## [YOUR OBJECTIVE]
Restate the full set of records exactly, word for word.

## [RECORD LIST]
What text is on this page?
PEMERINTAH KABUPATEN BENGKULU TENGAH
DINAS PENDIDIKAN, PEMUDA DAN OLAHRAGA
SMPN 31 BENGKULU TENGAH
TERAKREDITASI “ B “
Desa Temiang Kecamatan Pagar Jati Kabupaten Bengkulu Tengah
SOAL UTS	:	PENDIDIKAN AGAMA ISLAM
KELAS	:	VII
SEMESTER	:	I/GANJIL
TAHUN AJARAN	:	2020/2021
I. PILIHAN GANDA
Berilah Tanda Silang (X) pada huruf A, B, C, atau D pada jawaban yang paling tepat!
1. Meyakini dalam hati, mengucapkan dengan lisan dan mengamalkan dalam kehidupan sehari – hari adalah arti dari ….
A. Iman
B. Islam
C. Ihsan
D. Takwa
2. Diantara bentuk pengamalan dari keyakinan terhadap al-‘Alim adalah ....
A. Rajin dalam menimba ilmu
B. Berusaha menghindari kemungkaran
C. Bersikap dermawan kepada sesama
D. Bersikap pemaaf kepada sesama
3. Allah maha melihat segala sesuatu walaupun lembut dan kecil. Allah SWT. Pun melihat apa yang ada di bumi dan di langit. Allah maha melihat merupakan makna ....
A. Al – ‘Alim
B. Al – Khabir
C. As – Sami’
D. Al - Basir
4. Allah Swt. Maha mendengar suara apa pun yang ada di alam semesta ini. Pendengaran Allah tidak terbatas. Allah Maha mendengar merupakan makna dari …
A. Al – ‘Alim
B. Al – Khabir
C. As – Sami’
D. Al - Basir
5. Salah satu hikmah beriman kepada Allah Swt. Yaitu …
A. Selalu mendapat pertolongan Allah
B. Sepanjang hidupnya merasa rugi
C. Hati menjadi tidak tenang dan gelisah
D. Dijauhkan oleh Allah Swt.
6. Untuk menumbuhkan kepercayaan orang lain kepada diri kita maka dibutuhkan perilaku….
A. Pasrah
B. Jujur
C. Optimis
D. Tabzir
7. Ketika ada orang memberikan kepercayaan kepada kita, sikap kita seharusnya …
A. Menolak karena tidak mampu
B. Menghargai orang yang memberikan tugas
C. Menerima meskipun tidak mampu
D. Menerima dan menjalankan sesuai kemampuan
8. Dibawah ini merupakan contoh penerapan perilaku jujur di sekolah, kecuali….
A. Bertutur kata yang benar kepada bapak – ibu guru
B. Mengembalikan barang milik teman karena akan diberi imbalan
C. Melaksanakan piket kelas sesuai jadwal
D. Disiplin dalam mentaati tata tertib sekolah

## [ANSWER]
What text is on this page?
PEMERINTAH KABUPATEN BENGKULU TENGAH
DINAS PENDIDIKAN, PEMUDA DAN OLAHRAGA
SMPN 31 BENGKULU TENGAH
TERAKREDITASI “ B “
Desa Temiang Kecamatan Pagar Jati Kabupaten Bengkulu Tengah
SOAL UTS	:	PENDIDIKAN AGAMA ISLAM
KELAS	:	VII
SEMESTER	:	I/GANJIL
TAHUN AJARAN	:	2020/2021
I. PILIHAN GANDA
Berilah Tanda Silang (X) pada huruf A, B, C, atau D pada jawaban yang paling tepat!
1. Meyakini dalam hati, mengucapkan dengan lisan dan mengamalkan dalam kehidupan sehari – hari adalah arti dari ….
A. Iman
B. Islam
C. Ihsan
D. Takwa
2. Diantara bentuk pengamalan dari keyakinan terhadap al-‘Alim adalah ....
A. Rajin dalam menimba ilmu
B. Berusaha menghindari kemungkaran
C. Bersikap dermawan kepada sesama
D. Bersikap pemaaf kepada sesama
3. Allah maha melihat segala sesuatu walaupun lembut dan kecil. Allah SWT. Pun melihat apa yang ada di bumi dan di langit. Allah maha melihat merupakan makna ....
A. Al – ‘Alim
B. Al – Khabir
C. As – Sami’
D. Al - Basir
4. Allah Swt. Maha mendengar suara apa pun yang ada di alam semesta ini. Pendengaran Allah tidak terbatas. Allah Maha mendengar merupakan makna dari …
A. Al – ‘Alim
B. Al – Khabir
C. As – Sami’
D. Al - Basir
5. Salah satu hikmah beriman kepada Allah Swt. Yaitu …
A. Selalu mendapat pertolongan Allah
B. Sepanjang hidupnya merasa rugi
C. Hati menjadi tidak tenang dan gelisah
D. Dijauhkan oleh Allah Swt.
6. Untuk menumbuhkan kepercayaan orang lain kepada diri kita maka dibutuhkan perilaku….
A. Pasrah
B. Jujur
C. Optimis
D. Tabzir
7. Ketika ada orang memberikan kepercayaan kepada kita, sikap kita seharusnya …
A. Menolak karena tidak mampu
B. Menghargai orang yang memberikan tugas
C. Menerima meskipun tidak mampu
D. Menerima dan menjalankan sesuai kemampuan
8. Dibawah ini merupakan contoh penerapan perilaku jujur di sekolah, kecuali….
A. Bertutur kata yang benar kepada bapak – ibu guru
B. Mengembalikan barang milik teman karena akan diberi imbalan
C. Melaksanakan piket kelas sesuai jadwal
D. Disiplin dalam mentaati tata tertib sekolah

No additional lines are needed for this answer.